- **Consigne de travail**
Poursuivez le texte sur les droits des minorités sexuelles en Europe à partir de sa dernière phrase, la question sur le classement établi par ILGA-Europe.

- **Texte de lecture**
+++

L’été dernier, en Pologne, pays membre de l’Union européenne, des excités ultra-nationalistes se sont attaqués physiquement aux gay prides organisées ici et là dans le pays afin de revendiquer les mêmes droits pour les communautés homosexuelles qu’hétérosexuelles. Peut-être parce qu’une certaine parole publique s’était libérée peu avant, lorsque plusieurs dizaines d’entités locales, situées dans le sud-est du pays (jugé très conservateur), s’étaient officiellement déclarées « libres de l’idéologie LGBT ». 
 
Pas très loin, en Hongrie, à la même époque, des drapeaux arc-en-ciel, symboles de la défense des minorités sexuelles, ont été brûlés par des militants néonazis déboulés en force devant les sièges des organisations de défense des minorités sexuelles. Et, à Budapest, une publicité pour un célèbre soda mettant en évidence des couples homosexuels a fait l’objet d’une campagne de dénigrement de la part de milieux catholiques ultraconservateurs. Ses auteurs sont très fiers, aujourd’hui, d’avoir obtenu la condamnation de la marque à une amende symbolique pour " avoir porté atteinte au développement moral et mental des enfants ". 
 
Parmi bien d’autres, ces exemples font conclure au journal Le Monde, après une enquête approfondie menée de l’Estonie à la Bulgarie, que la question LGBT (Lesbiennes, gays, bi- et transsexuels) est aujourd’hui, après la question migratoire, " le grand sujet de division entre l’Est et l’Ouest de l’Union européenne ". Ce constat, complète le journal français, est objectivé, par les études menées à intervalles réguliers par la Commission européenne (1).
 
Les micro-graines de l’insécurité

En Belgique, on peut se sentir bien loin de tels périls. Qu’il s’agisse du mariage homosexuel ou de l’adoption d’enfants par les couples gays et lesbiens, notre pays fait figure de pionnier dans la défense des minorités sexuelles. N’occupe-t-il pas, en la matière, la deuxième marche sur le podium européen érigé en 2019 par l’organisation ILGA-Europe qui regroupe les organisations nationales actives dans la défense des LGBTQI+ (2) ?

+++

- **Données à examiner**
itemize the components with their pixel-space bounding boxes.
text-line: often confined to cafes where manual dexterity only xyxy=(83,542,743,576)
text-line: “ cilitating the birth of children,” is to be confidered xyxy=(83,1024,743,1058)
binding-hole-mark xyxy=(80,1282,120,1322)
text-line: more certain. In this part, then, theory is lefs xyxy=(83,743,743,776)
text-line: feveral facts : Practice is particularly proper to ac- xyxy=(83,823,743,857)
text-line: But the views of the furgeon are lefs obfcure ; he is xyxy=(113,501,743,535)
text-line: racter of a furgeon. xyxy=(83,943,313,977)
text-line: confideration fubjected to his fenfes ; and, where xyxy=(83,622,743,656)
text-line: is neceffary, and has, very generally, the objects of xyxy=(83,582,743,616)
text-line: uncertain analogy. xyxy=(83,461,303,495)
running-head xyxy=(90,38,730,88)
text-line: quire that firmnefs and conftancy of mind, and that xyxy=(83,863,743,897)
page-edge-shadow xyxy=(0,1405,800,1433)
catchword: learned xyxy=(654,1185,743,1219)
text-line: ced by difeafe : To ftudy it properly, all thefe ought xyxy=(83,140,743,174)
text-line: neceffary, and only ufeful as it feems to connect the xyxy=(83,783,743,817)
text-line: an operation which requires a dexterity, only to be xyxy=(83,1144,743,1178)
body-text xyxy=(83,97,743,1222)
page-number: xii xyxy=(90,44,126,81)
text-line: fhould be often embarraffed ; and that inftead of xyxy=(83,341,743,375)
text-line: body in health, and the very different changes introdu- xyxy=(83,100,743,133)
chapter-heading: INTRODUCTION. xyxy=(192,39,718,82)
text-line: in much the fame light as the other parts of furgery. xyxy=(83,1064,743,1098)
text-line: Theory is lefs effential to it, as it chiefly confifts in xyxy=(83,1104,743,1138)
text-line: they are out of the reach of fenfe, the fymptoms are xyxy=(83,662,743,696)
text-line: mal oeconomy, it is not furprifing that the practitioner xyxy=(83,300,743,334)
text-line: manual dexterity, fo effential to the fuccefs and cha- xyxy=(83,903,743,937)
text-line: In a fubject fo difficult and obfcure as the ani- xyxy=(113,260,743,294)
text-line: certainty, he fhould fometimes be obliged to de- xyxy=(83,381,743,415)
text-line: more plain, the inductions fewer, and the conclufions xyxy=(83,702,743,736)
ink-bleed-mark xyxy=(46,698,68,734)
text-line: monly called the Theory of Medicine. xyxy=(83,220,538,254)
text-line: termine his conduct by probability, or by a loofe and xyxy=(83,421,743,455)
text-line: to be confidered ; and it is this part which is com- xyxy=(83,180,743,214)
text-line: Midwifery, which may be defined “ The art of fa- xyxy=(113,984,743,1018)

+++

- **Réponse au problème**
Il y a, pourtant, comme des lézardes, dans ce tableau rassurant. Sur base des chiffres engrangés ces cinq dernières années, Unia, le centre fédéral chargé de traquer les discriminations, formulait en 2019 cette conclusion glaçante : " il est difficile d’affirmer que les personnes LGBT sont en sécurité en Belgique ". Et d’enfoncer le clou chez ceux qui pourraient encore douter : " La plupart des gens n’ont aucun problème avec le mariage homosexuel jusqu’à ce qu’ils voient deux hommes marcher main dans la main ". Là, c’est bien d’une " homophobie sous-jacente " qu’il s’agit, commente Unia. Chez nous, au nord comme au sud du pays. Des exemples ? Une femme licenciée après avoir révélé qu’elle était lesbienne ; un propriétaire qui ne veut louer son appartement qu’à des " familles normales " ; un club de loisirs qui refuse l’adhésion à deux homosexuels âgés sous prétexte que leur présence pourrait " choquer ", etc.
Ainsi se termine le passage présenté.